- [Entries provided]:
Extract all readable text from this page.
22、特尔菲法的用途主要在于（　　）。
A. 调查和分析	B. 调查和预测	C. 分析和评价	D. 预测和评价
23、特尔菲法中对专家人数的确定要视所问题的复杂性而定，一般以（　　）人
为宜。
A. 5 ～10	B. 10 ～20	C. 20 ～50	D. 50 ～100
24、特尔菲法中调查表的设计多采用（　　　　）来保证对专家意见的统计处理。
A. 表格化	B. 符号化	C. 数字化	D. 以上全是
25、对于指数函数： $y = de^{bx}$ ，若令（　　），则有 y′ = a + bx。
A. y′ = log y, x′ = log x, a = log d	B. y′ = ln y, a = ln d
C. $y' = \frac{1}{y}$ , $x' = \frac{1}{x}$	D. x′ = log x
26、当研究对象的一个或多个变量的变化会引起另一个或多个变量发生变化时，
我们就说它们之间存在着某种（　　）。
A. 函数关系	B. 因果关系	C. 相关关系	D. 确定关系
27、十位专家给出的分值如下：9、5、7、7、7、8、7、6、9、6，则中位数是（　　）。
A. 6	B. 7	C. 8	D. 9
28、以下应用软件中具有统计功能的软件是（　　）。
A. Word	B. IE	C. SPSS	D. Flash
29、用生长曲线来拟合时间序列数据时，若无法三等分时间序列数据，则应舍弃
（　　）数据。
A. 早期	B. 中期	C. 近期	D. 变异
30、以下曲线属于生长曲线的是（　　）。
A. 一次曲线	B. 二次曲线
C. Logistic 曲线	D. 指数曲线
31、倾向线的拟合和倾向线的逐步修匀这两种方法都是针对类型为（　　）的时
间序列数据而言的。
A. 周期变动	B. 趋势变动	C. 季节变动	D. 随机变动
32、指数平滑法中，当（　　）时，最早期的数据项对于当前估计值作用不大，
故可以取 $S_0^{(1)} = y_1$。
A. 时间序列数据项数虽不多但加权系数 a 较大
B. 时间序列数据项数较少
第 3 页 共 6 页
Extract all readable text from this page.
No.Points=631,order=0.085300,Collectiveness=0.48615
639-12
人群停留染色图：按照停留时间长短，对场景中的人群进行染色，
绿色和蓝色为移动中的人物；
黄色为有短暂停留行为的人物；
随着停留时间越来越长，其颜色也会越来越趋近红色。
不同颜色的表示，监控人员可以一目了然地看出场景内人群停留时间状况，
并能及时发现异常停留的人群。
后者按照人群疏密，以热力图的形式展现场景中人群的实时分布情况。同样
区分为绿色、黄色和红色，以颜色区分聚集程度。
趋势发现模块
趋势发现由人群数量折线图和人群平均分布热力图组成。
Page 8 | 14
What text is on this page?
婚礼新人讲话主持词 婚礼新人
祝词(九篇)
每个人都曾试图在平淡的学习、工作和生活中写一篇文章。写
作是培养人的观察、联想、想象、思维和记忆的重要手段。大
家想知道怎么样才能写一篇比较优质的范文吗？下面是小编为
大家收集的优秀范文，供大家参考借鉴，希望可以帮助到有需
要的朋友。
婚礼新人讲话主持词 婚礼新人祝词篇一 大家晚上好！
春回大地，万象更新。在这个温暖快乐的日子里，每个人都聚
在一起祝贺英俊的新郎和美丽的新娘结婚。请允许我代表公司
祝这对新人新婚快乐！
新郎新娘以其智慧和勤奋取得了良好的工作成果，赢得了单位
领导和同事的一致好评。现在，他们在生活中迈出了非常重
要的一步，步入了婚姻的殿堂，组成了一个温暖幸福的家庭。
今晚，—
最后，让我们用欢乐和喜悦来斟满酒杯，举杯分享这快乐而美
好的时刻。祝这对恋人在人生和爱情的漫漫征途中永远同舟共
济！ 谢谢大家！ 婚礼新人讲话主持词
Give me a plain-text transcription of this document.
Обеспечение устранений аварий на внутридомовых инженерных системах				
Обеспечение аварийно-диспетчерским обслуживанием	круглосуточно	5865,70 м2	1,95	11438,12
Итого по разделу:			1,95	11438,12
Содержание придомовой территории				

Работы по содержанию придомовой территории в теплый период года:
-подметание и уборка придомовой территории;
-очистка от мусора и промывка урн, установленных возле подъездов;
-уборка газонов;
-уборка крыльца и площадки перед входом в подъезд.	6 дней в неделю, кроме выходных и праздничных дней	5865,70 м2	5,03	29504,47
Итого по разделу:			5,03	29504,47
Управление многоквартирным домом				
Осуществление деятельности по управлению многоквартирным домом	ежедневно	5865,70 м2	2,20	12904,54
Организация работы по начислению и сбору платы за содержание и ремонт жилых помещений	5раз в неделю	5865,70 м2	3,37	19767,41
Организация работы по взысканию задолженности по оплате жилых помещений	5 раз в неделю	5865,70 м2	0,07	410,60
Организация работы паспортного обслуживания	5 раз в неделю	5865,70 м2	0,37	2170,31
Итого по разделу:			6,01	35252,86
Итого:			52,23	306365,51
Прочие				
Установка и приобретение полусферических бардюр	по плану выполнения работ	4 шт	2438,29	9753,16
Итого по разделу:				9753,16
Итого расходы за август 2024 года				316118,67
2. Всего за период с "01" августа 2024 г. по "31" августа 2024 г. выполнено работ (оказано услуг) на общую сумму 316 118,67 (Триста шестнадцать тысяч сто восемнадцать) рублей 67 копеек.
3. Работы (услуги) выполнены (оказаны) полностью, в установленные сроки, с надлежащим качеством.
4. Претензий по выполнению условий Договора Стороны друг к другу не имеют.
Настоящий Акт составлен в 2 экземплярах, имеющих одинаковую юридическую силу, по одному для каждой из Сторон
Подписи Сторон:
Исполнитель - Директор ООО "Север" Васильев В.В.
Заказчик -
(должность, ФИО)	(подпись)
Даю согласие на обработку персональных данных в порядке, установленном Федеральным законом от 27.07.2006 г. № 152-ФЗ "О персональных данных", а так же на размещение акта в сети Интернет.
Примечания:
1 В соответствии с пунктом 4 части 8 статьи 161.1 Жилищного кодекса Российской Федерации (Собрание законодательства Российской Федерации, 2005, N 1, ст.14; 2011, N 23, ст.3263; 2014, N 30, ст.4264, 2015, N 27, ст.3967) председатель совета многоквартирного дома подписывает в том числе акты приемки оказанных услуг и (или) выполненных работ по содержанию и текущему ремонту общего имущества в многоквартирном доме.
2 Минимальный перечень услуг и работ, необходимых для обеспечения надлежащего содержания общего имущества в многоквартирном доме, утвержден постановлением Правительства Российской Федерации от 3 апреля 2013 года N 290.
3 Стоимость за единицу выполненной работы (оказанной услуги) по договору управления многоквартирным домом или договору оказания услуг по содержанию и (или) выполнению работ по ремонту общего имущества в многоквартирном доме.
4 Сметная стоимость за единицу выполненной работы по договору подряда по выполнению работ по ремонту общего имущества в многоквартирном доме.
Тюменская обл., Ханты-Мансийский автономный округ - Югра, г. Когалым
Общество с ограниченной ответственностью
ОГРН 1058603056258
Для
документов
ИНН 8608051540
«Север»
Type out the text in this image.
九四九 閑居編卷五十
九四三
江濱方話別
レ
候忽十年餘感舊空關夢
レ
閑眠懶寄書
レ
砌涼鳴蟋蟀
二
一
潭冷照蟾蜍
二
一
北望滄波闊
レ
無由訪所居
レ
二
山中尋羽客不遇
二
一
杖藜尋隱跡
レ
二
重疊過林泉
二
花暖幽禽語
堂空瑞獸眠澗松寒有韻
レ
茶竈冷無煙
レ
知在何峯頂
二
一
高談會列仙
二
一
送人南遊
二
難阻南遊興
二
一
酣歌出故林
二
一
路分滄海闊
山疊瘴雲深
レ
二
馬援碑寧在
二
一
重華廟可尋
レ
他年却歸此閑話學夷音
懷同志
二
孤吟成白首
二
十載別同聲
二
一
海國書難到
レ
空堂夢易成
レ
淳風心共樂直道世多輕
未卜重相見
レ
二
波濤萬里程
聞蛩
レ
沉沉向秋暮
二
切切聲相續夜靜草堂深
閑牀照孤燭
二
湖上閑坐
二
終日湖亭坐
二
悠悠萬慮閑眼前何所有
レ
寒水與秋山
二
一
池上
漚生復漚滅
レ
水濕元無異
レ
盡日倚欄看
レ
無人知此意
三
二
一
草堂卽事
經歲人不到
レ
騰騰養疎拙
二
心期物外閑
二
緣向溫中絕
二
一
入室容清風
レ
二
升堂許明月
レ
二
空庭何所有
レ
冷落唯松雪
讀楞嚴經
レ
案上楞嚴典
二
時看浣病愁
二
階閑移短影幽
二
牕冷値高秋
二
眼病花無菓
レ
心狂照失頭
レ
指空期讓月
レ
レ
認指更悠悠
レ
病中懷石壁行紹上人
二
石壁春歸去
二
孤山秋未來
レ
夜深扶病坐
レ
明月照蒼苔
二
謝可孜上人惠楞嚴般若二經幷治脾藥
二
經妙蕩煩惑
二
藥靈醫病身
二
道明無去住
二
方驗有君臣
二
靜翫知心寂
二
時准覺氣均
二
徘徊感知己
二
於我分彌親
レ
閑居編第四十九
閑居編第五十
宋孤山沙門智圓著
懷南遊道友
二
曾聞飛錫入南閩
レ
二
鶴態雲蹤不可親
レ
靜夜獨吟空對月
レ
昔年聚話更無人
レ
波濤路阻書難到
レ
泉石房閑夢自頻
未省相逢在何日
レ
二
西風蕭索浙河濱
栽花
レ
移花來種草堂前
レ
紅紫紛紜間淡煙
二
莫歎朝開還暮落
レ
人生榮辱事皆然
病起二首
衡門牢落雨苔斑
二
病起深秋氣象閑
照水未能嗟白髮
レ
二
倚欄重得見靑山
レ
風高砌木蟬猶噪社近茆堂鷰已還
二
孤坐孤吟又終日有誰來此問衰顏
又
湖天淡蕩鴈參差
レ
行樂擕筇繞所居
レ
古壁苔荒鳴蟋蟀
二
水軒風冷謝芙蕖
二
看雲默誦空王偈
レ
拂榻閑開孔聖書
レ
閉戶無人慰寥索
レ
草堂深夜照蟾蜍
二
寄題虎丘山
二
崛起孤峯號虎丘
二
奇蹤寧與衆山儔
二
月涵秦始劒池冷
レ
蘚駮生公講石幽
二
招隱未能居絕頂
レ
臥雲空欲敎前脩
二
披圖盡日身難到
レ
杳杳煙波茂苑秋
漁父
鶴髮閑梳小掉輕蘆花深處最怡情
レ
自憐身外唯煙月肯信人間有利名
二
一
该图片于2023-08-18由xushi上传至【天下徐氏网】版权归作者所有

- [Required work]: Search the data for "Итого" and list every line in which it occurs.

- [Result]:
Итого по разделу:			1,95	11438,12
Итого по разделу:			5,03	29504,47
Итого по разделу:			6,01	35252,86
Итого:			52,23	306365,51
Итого по разделу:				9753,16
Итого расходы за август 2024 года				316118,67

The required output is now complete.